··· Input records
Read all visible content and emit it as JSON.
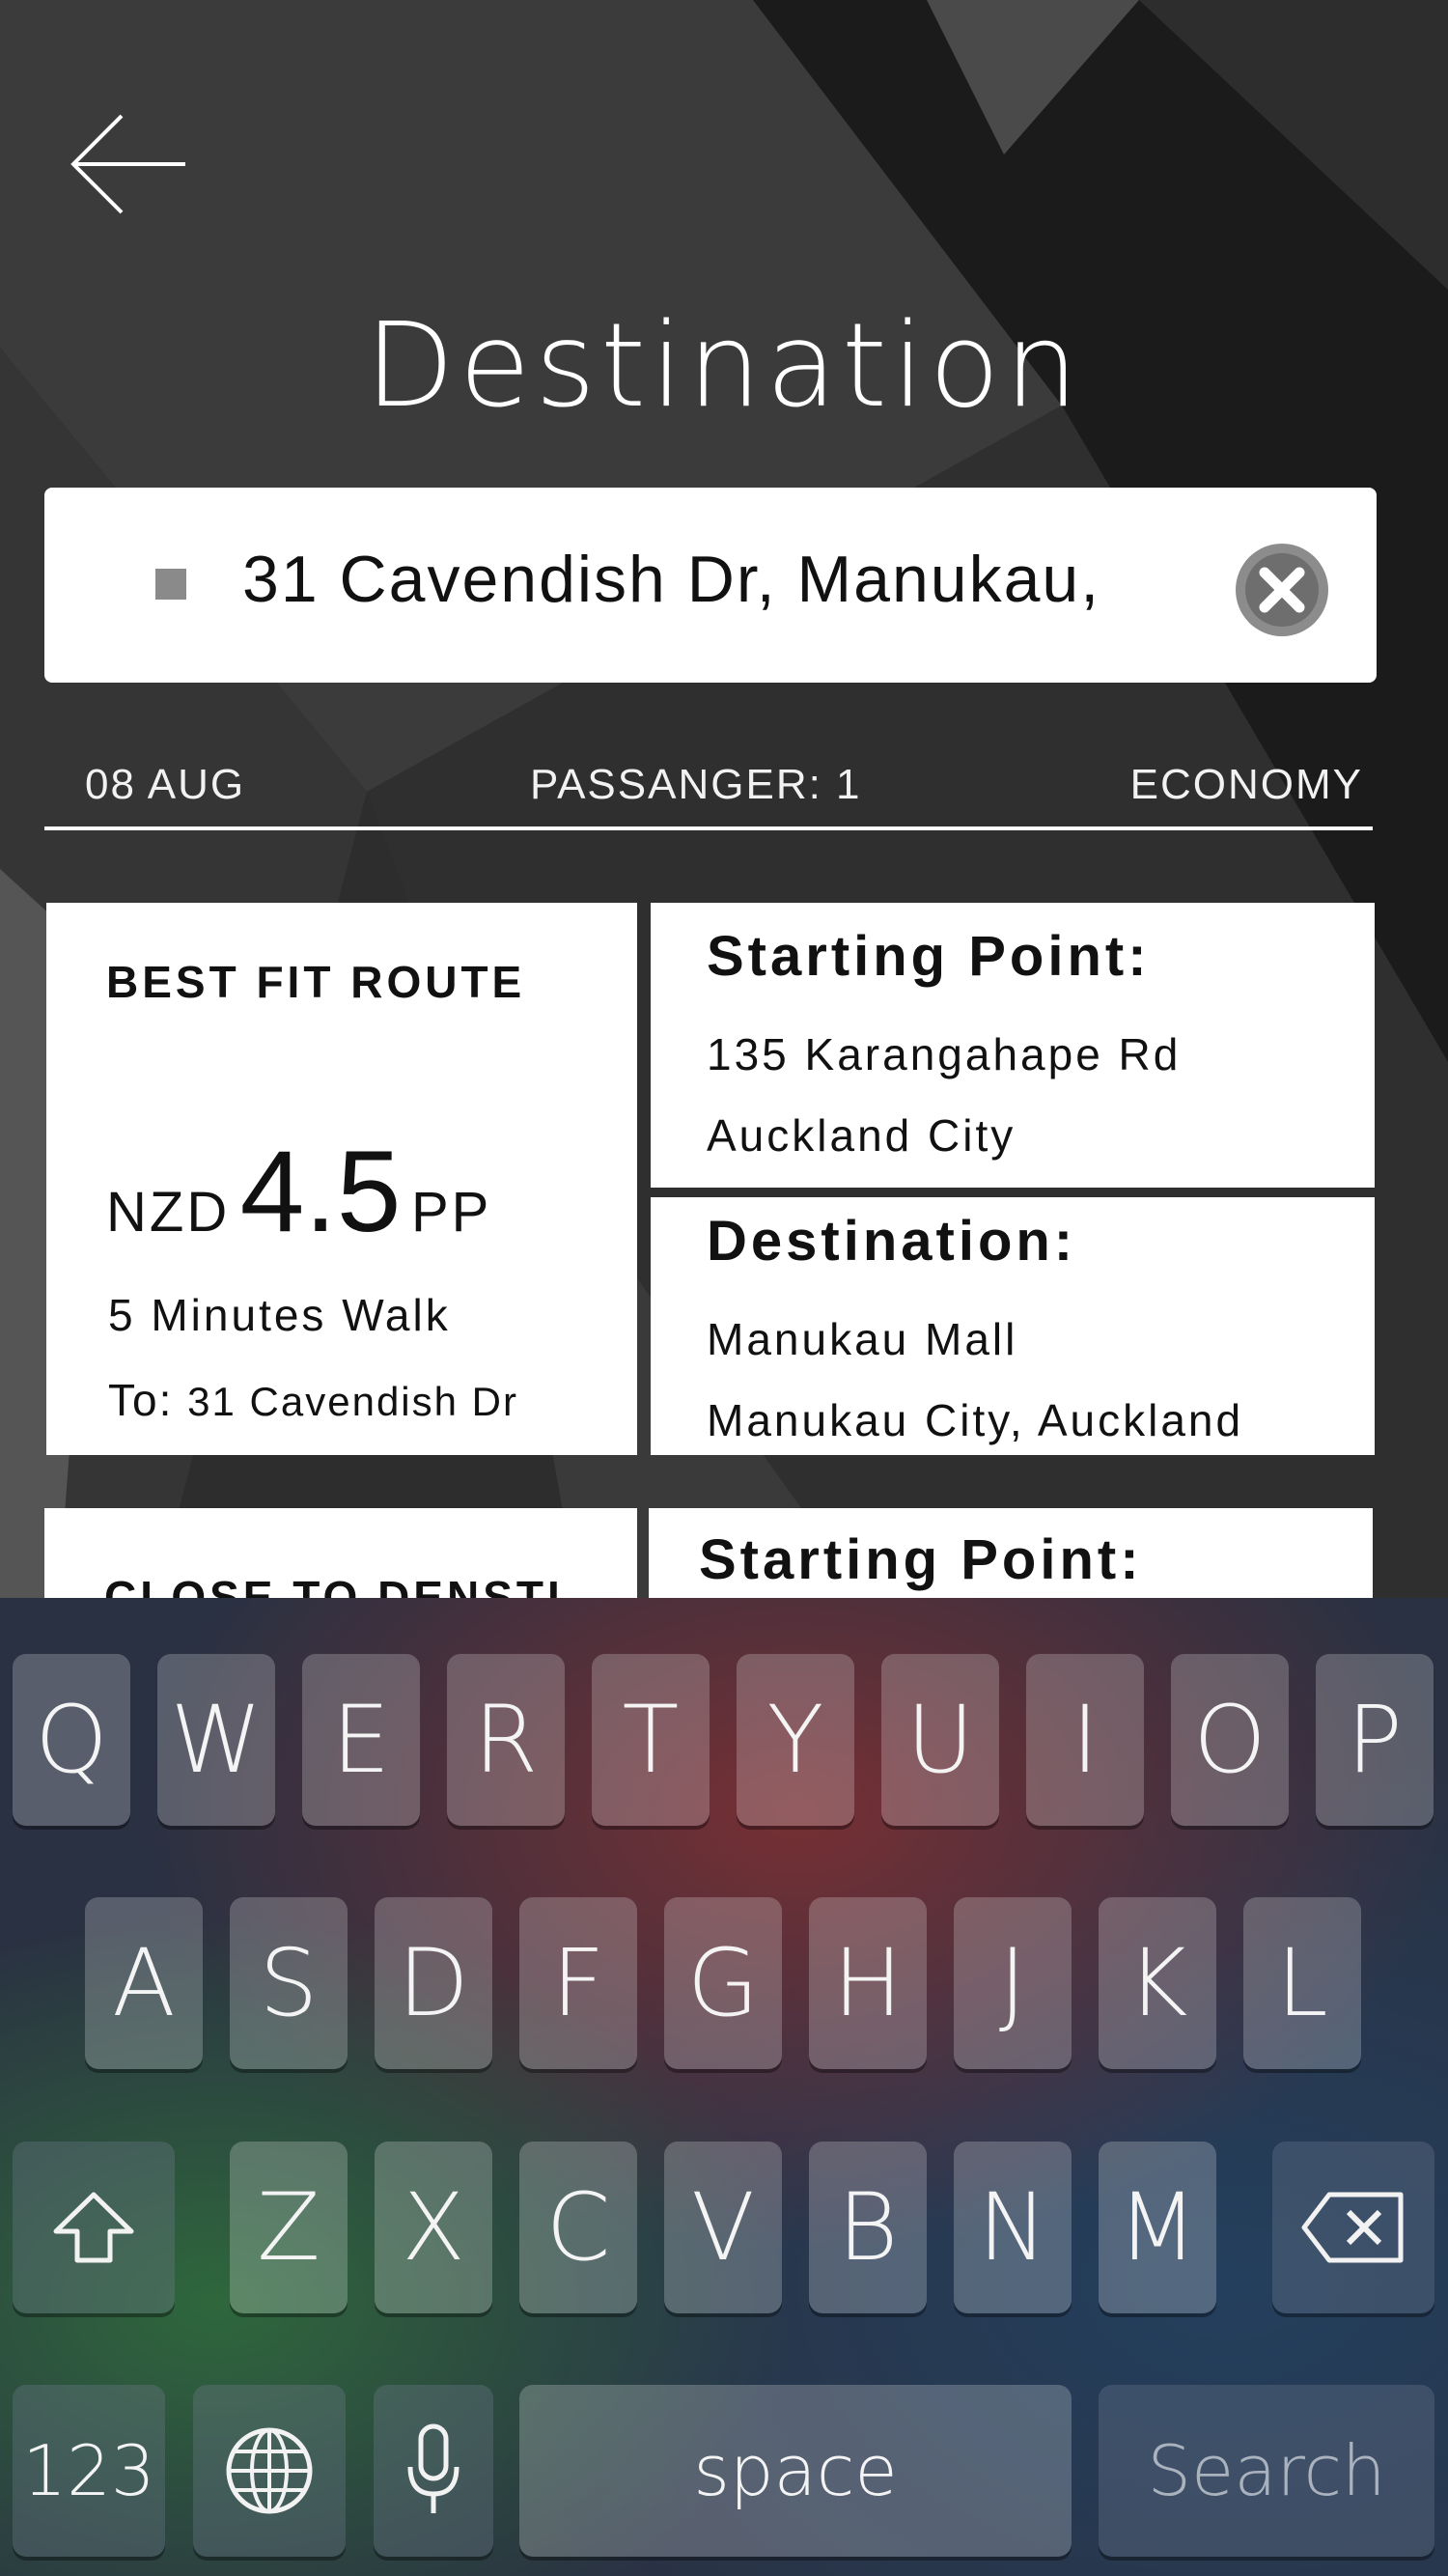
{
  "header": {
    "back_icon": "arrow-left-icon",
    "title": "Destination"
  },
  "search": {
    "value": "31 Cavendish Dr, Manukau,",
    "clear_icon": "clear-circle-x-icon",
    "location_icon": "square-marker-icon"
  },
  "trip": {
    "date": "08 AUG",
    "passengers": "PASSANGER: 1",
    "class": "ECONOMY"
  },
  "routes": [
    {
      "label": "BEST FIT ROUTE",
      "currency": "NZD",
      "price": "4.5",
      "price_unit": "PP",
      "walk": "5 Minutes Walk",
      "to_label": "To:",
      "to_value": "31 Cavendish Dr",
      "start_heading": "Starting Point:",
      "start_line1": "135 Karangahape Rd",
      "start_line2": "Auckland City",
      "dest_heading": "Destination:",
      "dest_line1": "Manukau Mall",
      "dest_line2": "Manukau City, Auckland"
    },
    {
      "label": "CLOSE TO DENSTI",
      "start_heading": "Starting Point:"
    }
  ],
  "keyboard": {
    "row1": [
      "Q",
      "W",
      "E",
      "R",
      "T",
      "Y",
      "U",
      "I",
      "O",
      "P"
    ],
    "row2": [
      "A",
      "S",
      "D",
      "F",
      "G",
      "H",
      "J",
      "K",
      "L"
    ],
    "row3": [
      "Z",
      "X",
      "C",
      "V",
      "B",
      "N",
      "M"
    ],
    "numbers_label": "123",
    "space_label": "space",
    "search_label": "Search",
    "shift_icon": "shift-arrow-icon",
    "delete_icon": "backspace-icon",
    "globe_icon": "globe-icon",
    "mic_icon": "microphone-icon"
  },
  "colors": {
    "background": "#2b2b2b",
    "card": "#ffffff",
    "text_dark": "#111111"
  }
}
······
Repeat the records above verbatim, with no pictures in the result.

### Worked solution
Read all visible content and emit it as JSON.
{
  "header": {
    "back_icon": "arrow-left-icon",
    "title": "Destination"
  },
  "search": {
    "value": "31 Cavendish Dr, Manukau,",
    "clear_icon": "clear-circle-x-icon",
    "location_icon": "square-marker-icon"
  },
  "trip": {
    "date": "08 AUG",
    "passengers": "PASSANGER: 1",
    "class": "ECONOMY"
  },
  "routes": [
    {
      "label": "BEST FIT ROUTE",
      "currency": "NZD",
      "price": "4.5",
      "price_unit": "PP",
      "walk": "5 Minutes Walk",
      "to_label": "To:",
      "to_value": "31 Cavendish Dr",
      "start_heading": "Starting Point:",
      "start_line1": "135 Karangahape Rd",
      "start_line2": "Auckland City",
      "dest_heading": "Destination:",
      "dest_line1": "Manukau Mall",
      "dest_line2": "Manukau City, Auckland"
    },
    {
      "label": "CLOSE TO DENSTI",
      "start_heading": "Starting Point:"
    }
  ],
  "keyboard": {
    "row1": [
      "Q",
      "W",
      "E",
      "R",
      "T",
      "Y",
      "U",
      "I",
      "O",
      "P"
    ],
    "row2": [
      "A",
      "S",
      "D",
      "F",
      "G",
      "H",
      "J",
      "K",
      "L"
    ],
    "row3": [
      "Z",
      "X",
      "C",
      "V",
      "B",
      "N",
      "M"
    ],
    "numbers_label": "123",
    "space_label": "space",
    "search_label": "Search",
    "shift_icon": "shift-arrow-icon",
    "delete_icon": "backspace-icon",
    "globe_icon": "globe-icon",
    "mic_icon": "microphone-icon"
  },
  "colors": {
    "background": "#2b2b2b",
    "card": "#ffffff",
    "text_dark": "#111111"
  }
}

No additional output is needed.